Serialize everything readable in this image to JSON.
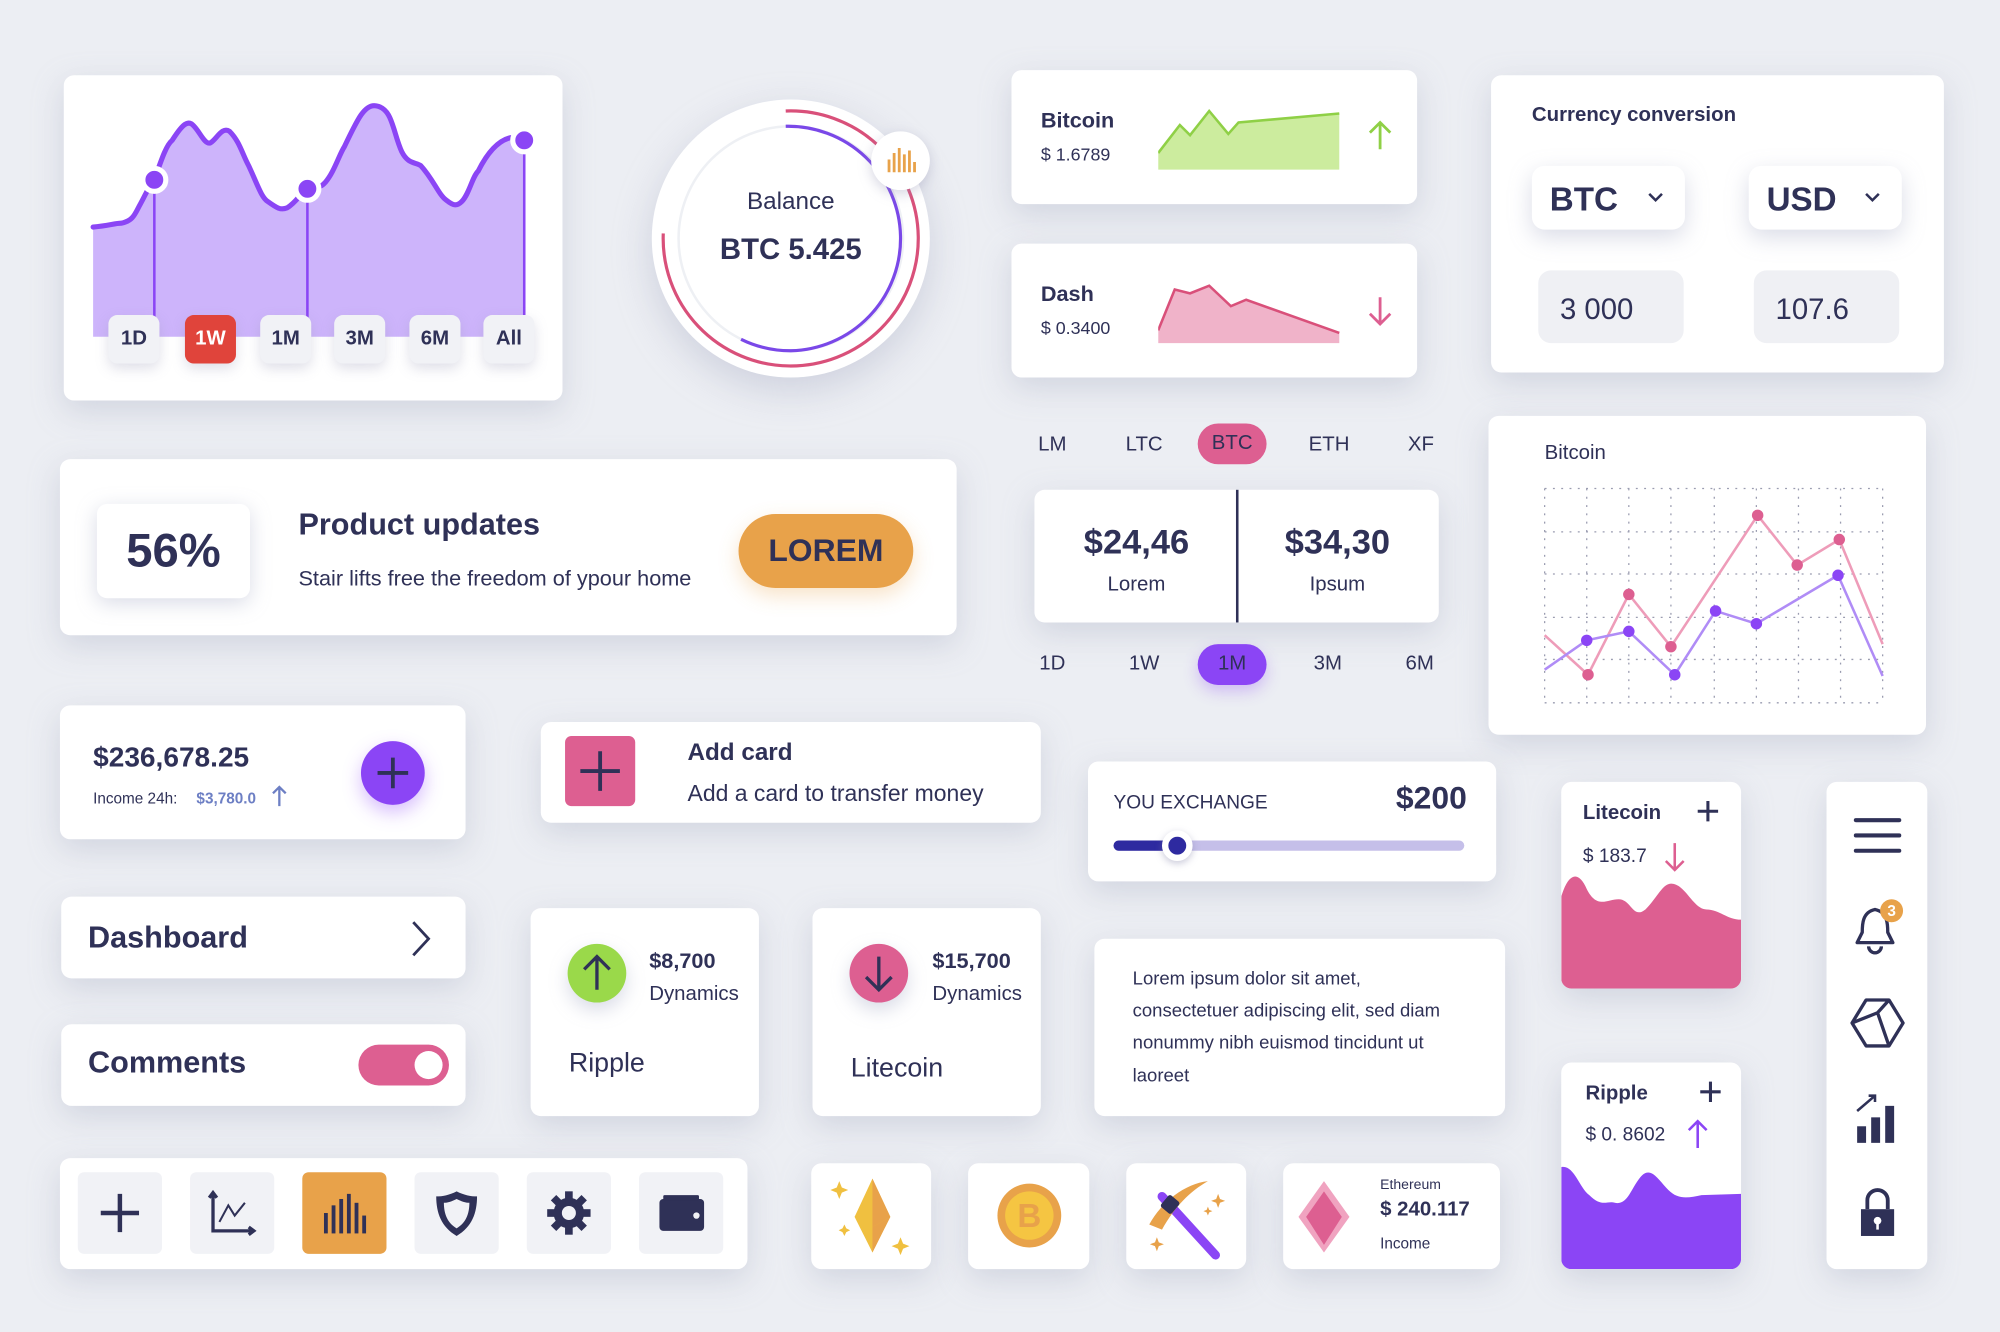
{
  "colors": {
    "navy": "#2f3157",
    "purple": "#8b45f5",
    "light_purple": "#cdb4fb",
    "pink": "#dd5f91",
    "orange": "#e8a24a",
    "green": "#9ad94a",
    "red": "#e0443b",
    "background": "#eceef3"
  },
  "range_chart": {
    "tabs": [
      "1D",
      "1W",
      "1M",
      "3M",
      "6M",
      "All"
    ],
    "active_tab": "1W"
  },
  "balance": {
    "label": "Balance",
    "value": "BTC 5.425",
    "badge_icon": "bar-chart-icon"
  },
  "tickers": [
    {
      "name": "Bitcoin",
      "price": "$ 1.6789",
      "trend": "up",
      "color": "#9ad94a"
    },
    {
      "name": "Dash",
      "price": "$ 0.3400",
      "trend": "down",
      "color": "#dd5f91"
    }
  ],
  "conversion": {
    "title": "Currency conversion",
    "from_currency": "BTC",
    "to_currency": "USD",
    "from_amount": "3 000",
    "to_amount": "107.6"
  },
  "product": {
    "percent": "56%",
    "title": "Product updates",
    "subtitle": "Stair lifts free the freedom of ypour home",
    "button": "LOREM"
  },
  "coin_tabs": {
    "items": [
      "LM",
      "LTC",
      "BTC",
      "ETH",
      "XF"
    ],
    "active": "BTC"
  },
  "prices": [
    {
      "value": "$24,46",
      "label": "Lorem"
    },
    {
      "value": "$34,30",
      "label": "Ipsum"
    }
  ],
  "period_tabs": {
    "items": [
      "1D",
      "1W",
      "1M",
      "3M",
      "6M"
    ],
    "active": "1M"
  },
  "bitcoin_chart": {
    "title": "Bitcoin"
  },
  "total": {
    "amount": "$236,678.25",
    "income_label": "Income 24h:",
    "income_value": "$3,780.0"
  },
  "add_card": {
    "title": "Add card",
    "subtitle": "Add a card to transfer money"
  },
  "exchange": {
    "label": "YOU EXCHANGE",
    "amount": "$200",
    "slider_fraction": 0.18
  },
  "mini_litecoin": {
    "name": "Litecoin",
    "price": "$ 183.7",
    "trend": "down"
  },
  "mini_ripple": {
    "name": "Ripple",
    "price": "$ 0. 8602",
    "trend": "up"
  },
  "sidenav": {
    "icons": [
      "menu-icon",
      "bell-icon",
      "cube-icon",
      "growth-chart-icon",
      "lock-icon"
    ],
    "notification_count": "3"
  },
  "menu": {
    "dashboard": "Dashboard",
    "comments": "Comments",
    "comments_enabled": true
  },
  "dynamics": [
    {
      "amount": "$8,700",
      "label": "Dynamics",
      "coin": "Ripple",
      "trend": "up"
    },
    {
      "amount": "$15,700",
      "label": "Dynamics",
      "coin": "Litecoin",
      "trend": "down"
    }
  ],
  "lorem": {
    "lines": [
      "Lorem ipsum dolor sit amet,",
      "consectetuer adipiscing elit, sed diam",
      "nonummy nibh euismod tincidunt ut",
      "laoreet"
    ]
  },
  "toolbar": {
    "icons": [
      "plus-icon",
      "line-chart-icon",
      "bar-chart-icon",
      "shield-icon",
      "gear-icon",
      "wallet-icon"
    ],
    "active": "bar-chart-icon"
  },
  "ethereum": {
    "name": "Ethereum",
    "amount": "$ 240.117",
    "label": "Income"
  }
}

● ● ●

**WHAT THE TASK REQUIRES:** Write the full listing out again with every line unchanged, but include no pictures.

**COMPLETE OUTPUT:**
Serialize everything readable in this image to JSON.
{
  "colors": {
    "navy": "#2f3157",
    "purple": "#8b45f5",
    "light_purple": "#cdb4fb",
    "pink": "#dd5f91",
    "orange": "#e8a24a",
    "green": "#9ad94a",
    "red": "#e0443b",
    "background": "#eceef3"
  },
  "range_chart": {
    "tabs": [
      "1D",
      "1W",
      "1M",
      "3M",
      "6M",
      "All"
    ],
    "active_tab": "1W"
  },
  "balance": {
    "label": "Balance",
    "value": "BTC 5.425",
    "badge_icon": "bar-chart-icon"
  },
  "tickers": [
    {
      "name": "Bitcoin",
      "price": "$ 1.6789",
      "trend": "up",
      "color": "#9ad94a"
    },
    {
      "name": "Dash",
      "price": "$ 0.3400",
      "trend": "down",
      "color": "#dd5f91"
    }
  ],
  "conversion": {
    "title": "Currency conversion",
    "from_currency": "BTC",
    "to_currency": "USD",
    "from_amount": "3 000",
    "to_amount": "107.6"
  },
  "product": {
    "percent": "56%",
    "title": "Product updates",
    "subtitle": "Stair lifts free the freedom of ypour home",
    "button": "LOREM"
  },
  "coin_tabs": {
    "items": [
      "LM",
      "LTC",
      "BTC",
      "ETH",
      "XF"
    ],
    "active": "BTC"
  },
  "prices": [
    {
      "value": "$24,46",
      "label": "Lorem"
    },
    {
      "value": "$34,30",
      "label": "Ipsum"
    }
  ],
  "period_tabs": {
    "items": [
      "1D",
      "1W",
      "1M",
      "3M",
      "6M"
    ],
    "active": "1M"
  },
  "bitcoin_chart": {
    "title": "Bitcoin"
  },
  "total": {
    "amount": "$236,678.25",
    "income_label": "Income 24h:",
    "income_value": "$3,780.0"
  },
  "add_card": {
    "title": "Add card",
    "subtitle": "Add a card to transfer money"
  },
  "exchange": {
    "label": "YOU EXCHANGE",
    "amount": "$200",
    "slider_fraction": 0.18
  },
  "mini_litecoin": {
    "name": "Litecoin",
    "price": "$ 183.7",
    "trend": "down"
  },
  "mini_ripple": {
    "name": "Ripple",
    "price": "$ 0. 8602",
    "trend": "up"
  },
  "sidenav": {
    "icons": [
      "menu-icon",
      "bell-icon",
      "cube-icon",
      "growth-chart-icon",
      "lock-icon"
    ],
    "notification_count": "3"
  },
  "menu": {
    "dashboard": "Dashboard",
    "comments": "Comments",
    "comments_enabled": true
  },
  "dynamics": [
    {
      "amount": "$8,700",
      "label": "Dynamics",
      "coin": "Ripple",
      "trend": "up"
    },
    {
      "amount": "$15,700",
      "label": "Dynamics",
      "coin": "Litecoin",
      "trend": "down"
    }
  ],
  "lorem": {
    "lines": [
      "Lorem ipsum dolor sit amet,",
      "consectetuer adipiscing elit, sed diam",
      "nonummy nibh euismod tincidunt ut",
      "laoreet"
    ]
  },
  "toolbar": {
    "icons": [
      "plus-icon",
      "line-chart-icon",
      "bar-chart-icon",
      "shield-icon",
      "gear-icon",
      "wallet-icon"
    ],
    "active": "bar-chart-icon"
  },
  "ethereum": {
    "name": "Ethereum",
    "amount": "$ 240.117",
    "label": "Income"
  }
}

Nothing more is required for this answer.